#### [EXERCISE DIRECTIONS]
Check each line of the material below for "Output", then copy the ones that contain it.

Stored items

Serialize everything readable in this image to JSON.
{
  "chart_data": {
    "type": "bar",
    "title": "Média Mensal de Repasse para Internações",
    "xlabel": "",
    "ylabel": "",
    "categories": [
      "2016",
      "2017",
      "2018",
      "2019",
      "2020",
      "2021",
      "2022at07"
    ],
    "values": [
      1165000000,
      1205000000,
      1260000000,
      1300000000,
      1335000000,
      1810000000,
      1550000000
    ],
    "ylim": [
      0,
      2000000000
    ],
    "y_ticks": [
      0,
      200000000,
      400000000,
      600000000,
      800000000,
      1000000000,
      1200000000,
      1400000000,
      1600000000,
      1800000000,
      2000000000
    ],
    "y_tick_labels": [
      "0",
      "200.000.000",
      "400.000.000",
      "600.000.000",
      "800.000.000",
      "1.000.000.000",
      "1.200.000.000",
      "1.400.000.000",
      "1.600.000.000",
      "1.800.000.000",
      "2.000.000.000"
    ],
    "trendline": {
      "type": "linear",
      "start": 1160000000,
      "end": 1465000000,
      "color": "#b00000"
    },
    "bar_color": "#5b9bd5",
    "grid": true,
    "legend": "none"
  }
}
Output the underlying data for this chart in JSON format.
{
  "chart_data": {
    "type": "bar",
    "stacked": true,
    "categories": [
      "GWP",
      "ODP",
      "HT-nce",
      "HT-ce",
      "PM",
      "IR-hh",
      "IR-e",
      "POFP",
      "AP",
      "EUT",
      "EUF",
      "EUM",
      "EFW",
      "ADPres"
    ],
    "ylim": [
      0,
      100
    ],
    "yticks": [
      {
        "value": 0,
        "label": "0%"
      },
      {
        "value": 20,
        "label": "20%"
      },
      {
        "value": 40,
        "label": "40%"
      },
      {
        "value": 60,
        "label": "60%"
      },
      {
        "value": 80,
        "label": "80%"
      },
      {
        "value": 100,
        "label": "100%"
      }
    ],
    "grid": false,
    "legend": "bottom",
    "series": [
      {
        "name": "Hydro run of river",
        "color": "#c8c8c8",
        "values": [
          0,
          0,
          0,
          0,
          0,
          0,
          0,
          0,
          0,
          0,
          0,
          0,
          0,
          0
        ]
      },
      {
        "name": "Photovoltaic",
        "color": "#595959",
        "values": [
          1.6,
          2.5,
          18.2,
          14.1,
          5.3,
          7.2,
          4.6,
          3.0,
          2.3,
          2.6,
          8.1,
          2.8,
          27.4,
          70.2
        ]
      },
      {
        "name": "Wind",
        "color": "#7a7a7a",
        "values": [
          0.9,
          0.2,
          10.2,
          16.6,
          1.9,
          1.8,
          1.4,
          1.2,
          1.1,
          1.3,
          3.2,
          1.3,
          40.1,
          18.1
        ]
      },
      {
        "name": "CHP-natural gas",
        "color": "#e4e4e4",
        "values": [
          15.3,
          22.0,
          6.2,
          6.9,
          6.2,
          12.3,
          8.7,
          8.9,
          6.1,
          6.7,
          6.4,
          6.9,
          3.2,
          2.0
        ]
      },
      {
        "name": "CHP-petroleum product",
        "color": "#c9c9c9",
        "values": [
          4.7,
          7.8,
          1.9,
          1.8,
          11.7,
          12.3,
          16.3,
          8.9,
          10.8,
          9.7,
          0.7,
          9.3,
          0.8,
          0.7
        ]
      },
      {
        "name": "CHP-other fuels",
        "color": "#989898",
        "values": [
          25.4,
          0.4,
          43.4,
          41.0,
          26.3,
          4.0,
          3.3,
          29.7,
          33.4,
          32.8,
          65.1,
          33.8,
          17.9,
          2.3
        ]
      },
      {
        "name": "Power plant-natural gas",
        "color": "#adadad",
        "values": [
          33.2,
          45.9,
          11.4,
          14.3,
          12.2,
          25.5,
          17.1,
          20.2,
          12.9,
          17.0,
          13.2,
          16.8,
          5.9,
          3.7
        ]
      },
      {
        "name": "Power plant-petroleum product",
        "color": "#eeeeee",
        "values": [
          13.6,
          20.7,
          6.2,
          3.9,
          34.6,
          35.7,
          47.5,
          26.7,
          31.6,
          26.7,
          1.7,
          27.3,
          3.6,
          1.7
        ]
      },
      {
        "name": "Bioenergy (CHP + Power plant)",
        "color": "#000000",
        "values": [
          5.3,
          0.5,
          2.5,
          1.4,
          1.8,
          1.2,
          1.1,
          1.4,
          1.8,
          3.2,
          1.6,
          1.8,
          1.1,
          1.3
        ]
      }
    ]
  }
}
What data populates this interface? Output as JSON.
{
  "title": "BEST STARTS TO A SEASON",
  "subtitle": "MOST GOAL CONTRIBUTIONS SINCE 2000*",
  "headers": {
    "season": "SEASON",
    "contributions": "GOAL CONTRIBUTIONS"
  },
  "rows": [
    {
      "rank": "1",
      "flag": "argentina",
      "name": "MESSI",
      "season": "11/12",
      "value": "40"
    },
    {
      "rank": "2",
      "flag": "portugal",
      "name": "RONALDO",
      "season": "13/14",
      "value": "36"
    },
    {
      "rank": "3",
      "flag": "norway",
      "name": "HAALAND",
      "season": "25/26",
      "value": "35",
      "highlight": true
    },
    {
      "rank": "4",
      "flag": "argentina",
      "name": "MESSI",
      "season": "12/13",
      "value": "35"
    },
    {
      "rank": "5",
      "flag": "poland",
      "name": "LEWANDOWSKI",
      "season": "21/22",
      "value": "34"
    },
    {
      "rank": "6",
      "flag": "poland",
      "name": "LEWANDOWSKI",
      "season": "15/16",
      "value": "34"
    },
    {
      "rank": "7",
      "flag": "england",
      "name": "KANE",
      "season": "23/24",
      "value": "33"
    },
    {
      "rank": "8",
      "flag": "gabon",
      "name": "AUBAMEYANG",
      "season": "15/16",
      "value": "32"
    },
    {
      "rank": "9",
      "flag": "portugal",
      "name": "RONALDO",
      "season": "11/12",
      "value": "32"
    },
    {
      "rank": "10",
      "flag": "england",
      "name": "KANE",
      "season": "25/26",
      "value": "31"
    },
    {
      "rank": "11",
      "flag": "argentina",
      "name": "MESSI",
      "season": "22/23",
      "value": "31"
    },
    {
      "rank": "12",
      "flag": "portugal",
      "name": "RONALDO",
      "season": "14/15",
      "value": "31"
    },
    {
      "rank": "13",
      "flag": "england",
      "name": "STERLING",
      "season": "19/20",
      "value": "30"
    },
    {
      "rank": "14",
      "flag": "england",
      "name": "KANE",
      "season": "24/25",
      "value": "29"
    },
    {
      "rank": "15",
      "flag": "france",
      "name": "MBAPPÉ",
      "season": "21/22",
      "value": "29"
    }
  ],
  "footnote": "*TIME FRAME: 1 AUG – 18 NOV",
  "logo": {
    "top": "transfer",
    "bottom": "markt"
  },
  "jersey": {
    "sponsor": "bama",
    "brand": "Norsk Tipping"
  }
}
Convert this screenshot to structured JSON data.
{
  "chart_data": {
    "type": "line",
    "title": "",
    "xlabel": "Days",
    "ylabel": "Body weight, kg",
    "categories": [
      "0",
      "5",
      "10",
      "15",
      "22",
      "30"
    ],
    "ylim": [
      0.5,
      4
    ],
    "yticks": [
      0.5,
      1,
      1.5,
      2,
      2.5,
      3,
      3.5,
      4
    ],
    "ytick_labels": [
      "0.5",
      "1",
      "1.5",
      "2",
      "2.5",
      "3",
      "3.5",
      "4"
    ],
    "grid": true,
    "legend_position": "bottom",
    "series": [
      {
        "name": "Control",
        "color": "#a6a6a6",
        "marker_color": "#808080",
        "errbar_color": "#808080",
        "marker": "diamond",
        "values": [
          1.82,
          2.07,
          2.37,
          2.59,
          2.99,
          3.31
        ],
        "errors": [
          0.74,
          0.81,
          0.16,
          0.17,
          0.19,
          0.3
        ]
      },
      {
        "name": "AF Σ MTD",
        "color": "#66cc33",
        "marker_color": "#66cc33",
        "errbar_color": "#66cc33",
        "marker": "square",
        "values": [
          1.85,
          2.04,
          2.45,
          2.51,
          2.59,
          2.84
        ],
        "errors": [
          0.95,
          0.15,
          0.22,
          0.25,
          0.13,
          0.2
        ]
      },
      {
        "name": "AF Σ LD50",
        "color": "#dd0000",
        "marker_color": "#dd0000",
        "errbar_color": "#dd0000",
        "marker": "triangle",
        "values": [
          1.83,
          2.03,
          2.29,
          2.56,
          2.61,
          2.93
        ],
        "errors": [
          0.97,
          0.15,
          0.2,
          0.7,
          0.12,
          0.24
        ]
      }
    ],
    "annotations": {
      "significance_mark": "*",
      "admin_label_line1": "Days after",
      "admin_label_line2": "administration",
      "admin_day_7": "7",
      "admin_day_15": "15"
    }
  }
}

#### [RESPONSE FOR THIS EXERCISE]
Output the underlying data for this chart in JSON format.
What data populates this interface? Output as JSON.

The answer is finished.